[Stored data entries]
===

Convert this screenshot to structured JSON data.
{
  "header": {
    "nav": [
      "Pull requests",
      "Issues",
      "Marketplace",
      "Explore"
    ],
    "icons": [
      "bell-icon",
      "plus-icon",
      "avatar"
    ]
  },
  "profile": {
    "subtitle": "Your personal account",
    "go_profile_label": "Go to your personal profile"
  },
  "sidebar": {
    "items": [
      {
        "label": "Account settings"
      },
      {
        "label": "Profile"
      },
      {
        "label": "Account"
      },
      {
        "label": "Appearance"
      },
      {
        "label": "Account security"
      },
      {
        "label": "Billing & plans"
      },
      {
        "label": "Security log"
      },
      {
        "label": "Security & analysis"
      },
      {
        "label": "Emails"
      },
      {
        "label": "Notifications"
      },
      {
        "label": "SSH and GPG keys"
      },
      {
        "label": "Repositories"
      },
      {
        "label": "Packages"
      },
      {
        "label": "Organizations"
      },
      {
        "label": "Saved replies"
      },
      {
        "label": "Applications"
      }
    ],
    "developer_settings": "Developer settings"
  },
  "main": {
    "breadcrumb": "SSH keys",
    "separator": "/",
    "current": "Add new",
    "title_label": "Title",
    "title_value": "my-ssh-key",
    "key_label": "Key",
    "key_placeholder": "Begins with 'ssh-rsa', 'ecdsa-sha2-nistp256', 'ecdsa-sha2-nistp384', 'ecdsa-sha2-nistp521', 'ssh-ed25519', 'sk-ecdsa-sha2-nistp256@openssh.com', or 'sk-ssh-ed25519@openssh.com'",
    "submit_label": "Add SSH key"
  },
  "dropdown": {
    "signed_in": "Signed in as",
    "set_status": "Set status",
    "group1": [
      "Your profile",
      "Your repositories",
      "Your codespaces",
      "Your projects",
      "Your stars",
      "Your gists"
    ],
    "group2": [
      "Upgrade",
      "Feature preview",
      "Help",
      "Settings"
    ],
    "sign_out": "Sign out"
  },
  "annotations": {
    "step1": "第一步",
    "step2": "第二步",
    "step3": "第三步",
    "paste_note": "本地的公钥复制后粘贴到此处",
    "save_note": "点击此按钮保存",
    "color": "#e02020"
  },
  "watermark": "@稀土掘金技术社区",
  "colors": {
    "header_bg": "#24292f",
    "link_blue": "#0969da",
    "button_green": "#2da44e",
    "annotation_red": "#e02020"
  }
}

===

## [Exercise directions]
Using the listing above, list every line in which the string "keys" occurs.

## [Full output]
        "label": "SSH and GPG keys"
    "breadcrumb": "SSH keys",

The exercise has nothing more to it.